#### Texte de la page
Les films présents au Palmarès en témoignent : le formidable Interdit aux chiens et aux Italiens d’Alain Ughetto, récit familial intime et doux-amer sur l’histoire des grands-parents du réalisateur, raconté à la première personne avec humour et tendresse, et se jouant sans cesse des rapports d’échelle entre les marionnettes et le narrateur-réalisateur, a notamment remporté un Prix du Jury au goût de Cristal, tant il mêle la simplicité d’une narration sensible et la force d’un sujet puissant qui n’esquive jamais les difficultés.

A ses côtés, deux autres films récompensés marquent clairement l’année de leur empreinte : l’étonnant Saules aveugles, Femme endormie de Pierre Foldès, adaptation de nouvelles de Murakami fidèle à l’esprit et au ton si singulier de l’auteur (mention spéciale) et l’audacieux My Love affair with marriage de la Lettone Signe Baumane, qui analyse les injonctions absurdes et sclérosantes dont sont victimes les jeunes filles dans leur vie sentimentale (mention spéciale). Même le vainqueur du Cristal, Le Petit Nicolas de Benjamin Massoubre et Amandine Fredon, dont le choix peut sembler déconcertant dans son incontestable manque d’audace et de curiosité, est une plutôt jolie variation sur l’oeuvre et la vie de Sempé et Goscinny.

Le deuxième constat est que le monde dans toute sa complexité et le cinéma dans toute sa diversité étaient représentés à Annecy – ce qui ne sera une surprise que pour celles et ceux qui voient peu de films d’animation. En compétition, outre les films cités, on retrouvait également Unicorn Wars d’Alberto Vazquez, film de genre qui crée sa propre mythologie (noire, cruelle et trash) dans un récit anti-guerre aux teintes faussement joyeuses, la comédie musicale décalée d’Anca Damian, The Island, qui mêle l’histoire de Robinson Crusoé et la tragédie des réfugiés en Méditerranée, sans oublier l’ultra-sensible Nayola de José Miguel Ribeiro qui confronte le destin de trois générations de femmes confrontées à la guerre civile en Angola.

En section Contrechamp se succédaient un documentaire sur le génocide arménien (Aurora’s sunrise de Inna Sahakyan), un portrait de l’un des plus emblématiques militants du mouvement ouvrier coréen des années 60 (Chun Tae-Il: a flame that lives on de Jun-pyo Hong), des témoignages de jeunes Mexicains vivant aux Etats-Unis et tentant de s’y faire une place (Home is somewhere else de Carlos Hagerman et Jorge Villalobos), un western croisé avec la Quatrième dimension (Quantum Cowboys de Geoff Marslett), un film d’anticipation politique sur une société dans laquelle les individus doivent devenir carré pour atteindre le paradis (La Otra Forma de Diego Guzman) ou encore une déambulation contemplative dans les souvenirs disparates d’un jeune garçon perdu dans le « puits de l’oubli » (Khamsa de Vynom).
########
#### Lignes de données
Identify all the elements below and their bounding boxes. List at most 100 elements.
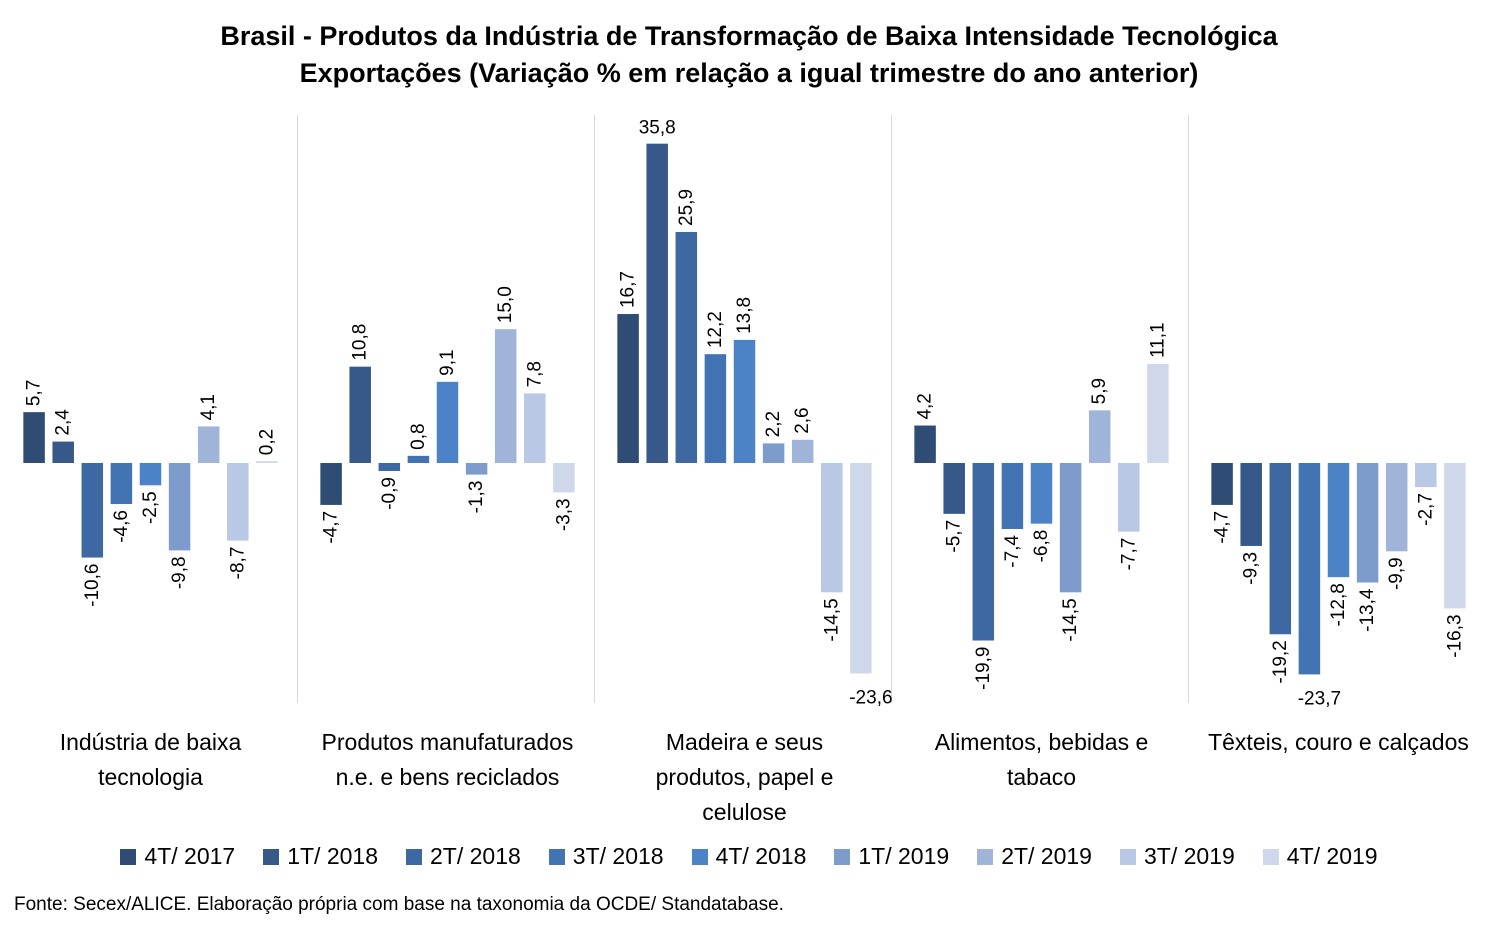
bar xyxy=(553,463,575,493)
data-label: 15,0 xyxy=(495,286,516,323)
legend-label: 3T/ 2018 xyxy=(572,843,664,869)
category-label: Madeira e seus xyxy=(666,729,823,755)
legend-item: 1T/ 2019 xyxy=(834,843,949,870)
data-label: -3,3 xyxy=(553,498,574,531)
category-label: Indústria de baixa xyxy=(60,729,242,755)
data-label: 4,1 xyxy=(198,394,219,420)
bar xyxy=(197,426,220,463)
legend-label: 4T/ 2019 xyxy=(1286,843,1378,869)
category-label: tabaco xyxy=(1007,764,1076,790)
category-label: tecnologia xyxy=(98,764,203,790)
data-label: 4,2 xyxy=(915,393,936,419)
bar xyxy=(791,439,814,463)
bar xyxy=(733,339,756,463)
chart-title-line: Brasil - Produtos da Indústria de Transf… xyxy=(220,21,1278,51)
legend-item: 1T/ 2018 xyxy=(263,843,378,870)
bar xyxy=(407,455,430,463)
bar xyxy=(256,461,278,463)
data-label: -16,3 xyxy=(1444,614,1465,657)
legend-item: 4T/ 2019 xyxy=(1262,843,1378,870)
bar xyxy=(1444,463,1466,609)
bar xyxy=(850,463,872,674)
legend-item: 4T/ 2017 xyxy=(120,843,235,870)
legend-label: 4T/ 2017 xyxy=(144,843,236,869)
data-label: 10,8 xyxy=(350,324,371,361)
legend-swatch xyxy=(834,848,851,865)
data-label: 13,8 xyxy=(734,297,755,334)
legend-item: 2T/ 2019 xyxy=(977,843,1092,870)
chart-title: Brasil - Produtos da Indústria de Transf… xyxy=(0,18,1498,92)
category-label: produtos, papel e xyxy=(656,764,834,790)
data-label: 0,8 xyxy=(408,423,429,449)
legend-swatch xyxy=(548,848,565,865)
data-label: 35,8 xyxy=(639,118,676,139)
bar xyxy=(704,354,727,463)
bar xyxy=(52,441,74,463)
bar xyxy=(1088,410,1111,463)
chart-legend: 4T/ 2017 1T/ 2018 2T/ 2018 3T/ 2018 4T/ 2018… xyxy=(0,843,1498,870)
bar xyxy=(378,463,401,472)
bar xyxy=(1269,463,1292,635)
legend-label: 2T/ 2019 xyxy=(1001,843,1092,869)
bar xyxy=(1415,463,1437,488)
data-label: -4,7 xyxy=(1212,511,1233,544)
legend-swatch xyxy=(406,848,422,865)
bar xyxy=(494,329,517,463)
data-label: -10,6 xyxy=(82,564,103,607)
bar xyxy=(1385,463,1408,552)
legend-label: 4T/ 2018 xyxy=(715,843,807,869)
bar xyxy=(168,463,191,551)
bar xyxy=(1327,463,1350,578)
bar xyxy=(943,463,965,514)
data-label: 11,1 xyxy=(1147,322,1168,358)
data-label: -2,7 xyxy=(1415,493,1436,526)
bar xyxy=(1118,463,1140,532)
legend-swatch xyxy=(120,848,137,865)
bar xyxy=(139,463,162,486)
bar xyxy=(1240,463,1262,546)
chart-subtitle: Exportações (Variação % em relação a igu… xyxy=(299,58,1199,88)
data-label: 5,9 xyxy=(1089,378,1110,404)
data-label: 25,9 xyxy=(676,189,697,226)
legend-label: 3T/ 2019 xyxy=(1143,843,1235,869)
data-label: 2,6 xyxy=(792,407,813,433)
data-label: -5,7 xyxy=(944,520,965,553)
bar xyxy=(320,463,342,505)
bar xyxy=(1211,463,1233,505)
data-label: 2,4 xyxy=(53,409,74,436)
data-label: -4,6 xyxy=(111,510,132,543)
data-label: -14,5 xyxy=(821,598,842,641)
legend-item: 2T/ 2018 xyxy=(406,843,521,870)
source-note: Fonte: Secex/ALICE. Elaboração própria c… xyxy=(14,894,784,915)
data-label: -0,9 xyxy=(379,477,400,510)
bar xyxy=(675,231,698,463)
bar-chart-plot: 5,7 2,4 -10,6 -4,6 -2,5 -9,8 4,1 -8,7 0,2 Indústr… xyxy=(23,115,1469,825)
bar xyxy=(81,463,104,558)
legend-item: 4T/ 2018 xyxy=(691,843,807,870)
bar xyxy=(1147,363,1169,463)
data-label: -4,7 xyxy=(321,511,342,544)
data-label: 9,1 xyxy=(437,349,458,375)
data-label: -7,7 xyxy=(1118,538,1139,571)
data-label: -13,4 xyxy=(1357,588,1378,632)
bar xyxy=(972,463,995,641)
data-label: -9,3 xyxy=(1241,552,1262,585)
bar xyxy=(227,463,249,541)
legend-swatch xyxy=(1119,848,1136,865)
bar xyxy=(1298,463,1321,675)
data-label: 0,2 xyxy=(256,429,277,455)
bar xyxy=(349,366,371,463)
legend-item: 3T/ 2018 xyxy=(548,843,664,870)
bar xyxy=(465,463,488,475)
legend-swatch xyxy=(263,848,280,865)
bar xyxy=(821,463,843,593)
data-label: 2,2 xyxy=(763,411,784,437)
data-label: -19,2 xyxy=(1270,640,1291,683)
data-label: -9,8 xyxy=(169,556,190,589)
category-label: Produtos manufaturados xyxy=(322,729,574,755)
data-label: 7,8 xyxy=(524,361,545,387)
data-label: -1,3 xyxy=(466,481,487,514)
data-label: -9,9 xyxy=(1386,557,1407,590)
bar xyxy=(1030,463,1053,524)
bar xyxy=(23,412,45,463)
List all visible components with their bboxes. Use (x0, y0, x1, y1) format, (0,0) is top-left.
########
- **Tâches et exercices**
1) Traduisez en anglais cette phrase du texte sur le festival d’Annecy : « Le deuxième constat est que le monde dans toute sa complexité et le cinéma dans toute sa diversité étaient représentés à Annecy – ce qui ne sera une surprise que pour celles et ceux qui voient peu de films d’animation. »
2) Actualisez le passage du texte sur le festival d’Annecy qui s’étend de « Les films présents » jusqu’à « jamais les difficultés. » en y remplaçant « marionnettes » par « poupées ».

- **Réponses par tâche**
1) The second observation is that the world in all its complexity and cinema in all its diversity were represented at Annecy – which will come as a surprise only to those who see few animated films.

2)
Les films présents au Palmarès en témoignent : le formidable Interdit aux chiens et aux Italiens d’Alain Ughetto, récit familial intime et doux-amer sur l’histoire des grands-parents du réalisateur, raconté à la première personne avec humour et tendresse, et se jouant sans cesse des rapports d’échelle entre les poupées et le narrateur-réalisateur, a notamment remporté un Prix du Jury au goût de Cristal, tant il mêle la simplicité d’une narration sensible et la force d’un sujet puissant qui n’esquive jamais les difficultés.